Records follow. Select each line holding "separability".

[Begin Dataset records]

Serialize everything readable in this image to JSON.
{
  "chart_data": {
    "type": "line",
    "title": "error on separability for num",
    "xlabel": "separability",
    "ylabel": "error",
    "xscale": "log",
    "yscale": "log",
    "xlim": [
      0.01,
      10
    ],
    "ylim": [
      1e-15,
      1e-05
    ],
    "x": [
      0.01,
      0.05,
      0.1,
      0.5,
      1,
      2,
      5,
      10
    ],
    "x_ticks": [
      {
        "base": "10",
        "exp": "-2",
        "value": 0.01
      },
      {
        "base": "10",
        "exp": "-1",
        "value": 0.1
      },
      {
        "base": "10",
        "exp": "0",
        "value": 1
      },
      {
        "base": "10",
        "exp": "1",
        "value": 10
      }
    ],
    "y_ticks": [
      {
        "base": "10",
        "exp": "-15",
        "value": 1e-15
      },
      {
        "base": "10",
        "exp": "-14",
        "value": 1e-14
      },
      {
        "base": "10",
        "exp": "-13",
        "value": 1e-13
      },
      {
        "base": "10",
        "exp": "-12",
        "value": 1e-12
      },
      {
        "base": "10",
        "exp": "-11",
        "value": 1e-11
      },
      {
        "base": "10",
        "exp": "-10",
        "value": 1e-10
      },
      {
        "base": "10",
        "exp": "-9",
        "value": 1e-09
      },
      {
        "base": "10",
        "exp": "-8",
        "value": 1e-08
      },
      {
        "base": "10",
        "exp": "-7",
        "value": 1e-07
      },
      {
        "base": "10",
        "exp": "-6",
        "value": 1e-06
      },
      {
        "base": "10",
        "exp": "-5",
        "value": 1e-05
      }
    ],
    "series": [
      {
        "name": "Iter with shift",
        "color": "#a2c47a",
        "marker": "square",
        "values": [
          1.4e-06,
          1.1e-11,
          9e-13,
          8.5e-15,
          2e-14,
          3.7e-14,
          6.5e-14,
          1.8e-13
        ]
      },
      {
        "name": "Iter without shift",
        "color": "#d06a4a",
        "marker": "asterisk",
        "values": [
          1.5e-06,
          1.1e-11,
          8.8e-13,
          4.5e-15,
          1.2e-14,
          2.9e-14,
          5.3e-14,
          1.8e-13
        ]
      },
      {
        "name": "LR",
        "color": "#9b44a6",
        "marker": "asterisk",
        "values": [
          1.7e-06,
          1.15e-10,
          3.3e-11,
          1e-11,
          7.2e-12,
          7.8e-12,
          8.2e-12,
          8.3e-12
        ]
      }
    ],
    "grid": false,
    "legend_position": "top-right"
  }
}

[End Dataset records]

● Finished exercise:
    "title": "error on separability for num",
    "xlabel": "separability",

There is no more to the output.